The problem:
Work out the number of lines in the listing that include the string "value". Reply with that number alone.

Stored data:

********

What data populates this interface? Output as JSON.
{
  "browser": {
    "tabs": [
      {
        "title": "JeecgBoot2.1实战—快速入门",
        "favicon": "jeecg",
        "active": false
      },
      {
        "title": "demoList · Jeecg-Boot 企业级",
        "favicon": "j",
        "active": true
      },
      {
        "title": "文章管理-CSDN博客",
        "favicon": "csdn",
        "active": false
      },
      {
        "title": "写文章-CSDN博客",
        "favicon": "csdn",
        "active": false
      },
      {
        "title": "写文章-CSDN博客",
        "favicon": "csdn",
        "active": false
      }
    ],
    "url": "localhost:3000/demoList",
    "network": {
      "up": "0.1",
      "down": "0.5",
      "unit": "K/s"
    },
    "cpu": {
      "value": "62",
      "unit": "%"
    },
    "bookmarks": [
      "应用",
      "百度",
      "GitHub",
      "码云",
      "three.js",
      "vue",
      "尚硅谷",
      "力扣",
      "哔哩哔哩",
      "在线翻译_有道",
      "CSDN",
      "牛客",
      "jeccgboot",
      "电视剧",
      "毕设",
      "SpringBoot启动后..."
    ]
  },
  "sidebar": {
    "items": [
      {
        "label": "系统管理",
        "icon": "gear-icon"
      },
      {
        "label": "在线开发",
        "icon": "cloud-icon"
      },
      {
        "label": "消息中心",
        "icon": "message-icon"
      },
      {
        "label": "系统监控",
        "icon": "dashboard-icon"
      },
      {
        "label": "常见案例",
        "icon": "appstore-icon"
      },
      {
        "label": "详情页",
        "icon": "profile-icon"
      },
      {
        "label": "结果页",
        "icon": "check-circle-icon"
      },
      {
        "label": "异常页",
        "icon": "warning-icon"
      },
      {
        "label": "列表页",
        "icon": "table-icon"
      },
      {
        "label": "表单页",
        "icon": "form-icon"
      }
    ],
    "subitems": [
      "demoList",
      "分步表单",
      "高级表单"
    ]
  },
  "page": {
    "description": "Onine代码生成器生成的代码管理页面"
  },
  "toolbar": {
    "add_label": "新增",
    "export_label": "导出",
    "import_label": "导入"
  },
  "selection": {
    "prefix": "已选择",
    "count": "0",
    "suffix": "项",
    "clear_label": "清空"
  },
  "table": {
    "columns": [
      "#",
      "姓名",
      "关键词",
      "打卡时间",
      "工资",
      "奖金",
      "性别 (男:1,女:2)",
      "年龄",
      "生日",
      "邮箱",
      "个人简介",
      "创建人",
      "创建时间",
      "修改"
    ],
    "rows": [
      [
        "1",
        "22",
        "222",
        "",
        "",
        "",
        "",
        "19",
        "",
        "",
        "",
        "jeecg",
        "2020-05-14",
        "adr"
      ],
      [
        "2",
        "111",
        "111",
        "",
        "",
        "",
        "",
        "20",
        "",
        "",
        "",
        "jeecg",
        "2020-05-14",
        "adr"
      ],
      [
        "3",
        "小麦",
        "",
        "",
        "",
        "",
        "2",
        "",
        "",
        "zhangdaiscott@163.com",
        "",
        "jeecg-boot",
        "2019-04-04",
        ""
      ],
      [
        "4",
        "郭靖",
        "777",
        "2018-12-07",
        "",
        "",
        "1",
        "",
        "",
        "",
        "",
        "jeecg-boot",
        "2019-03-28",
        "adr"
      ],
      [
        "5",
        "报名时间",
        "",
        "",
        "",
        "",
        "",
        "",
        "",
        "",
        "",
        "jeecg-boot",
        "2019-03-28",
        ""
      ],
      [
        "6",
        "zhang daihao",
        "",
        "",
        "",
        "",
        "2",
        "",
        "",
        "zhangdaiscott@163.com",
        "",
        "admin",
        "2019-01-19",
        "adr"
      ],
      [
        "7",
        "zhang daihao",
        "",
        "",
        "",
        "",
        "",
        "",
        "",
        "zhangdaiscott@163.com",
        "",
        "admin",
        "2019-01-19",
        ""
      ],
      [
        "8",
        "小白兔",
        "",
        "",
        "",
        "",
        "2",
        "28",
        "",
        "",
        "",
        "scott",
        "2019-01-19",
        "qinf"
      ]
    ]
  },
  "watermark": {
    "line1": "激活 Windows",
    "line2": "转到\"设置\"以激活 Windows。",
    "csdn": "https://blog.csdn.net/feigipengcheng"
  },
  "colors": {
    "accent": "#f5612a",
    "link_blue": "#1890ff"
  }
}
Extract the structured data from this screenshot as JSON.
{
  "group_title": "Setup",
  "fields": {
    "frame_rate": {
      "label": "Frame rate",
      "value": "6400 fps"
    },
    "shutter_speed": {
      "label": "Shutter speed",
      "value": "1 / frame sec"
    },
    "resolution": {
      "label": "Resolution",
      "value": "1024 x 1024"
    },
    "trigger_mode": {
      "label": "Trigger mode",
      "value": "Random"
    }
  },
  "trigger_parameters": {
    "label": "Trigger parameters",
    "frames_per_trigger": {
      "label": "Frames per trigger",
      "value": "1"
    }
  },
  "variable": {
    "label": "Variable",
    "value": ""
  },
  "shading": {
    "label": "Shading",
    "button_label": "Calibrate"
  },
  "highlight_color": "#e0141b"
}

********

Result for this task:
7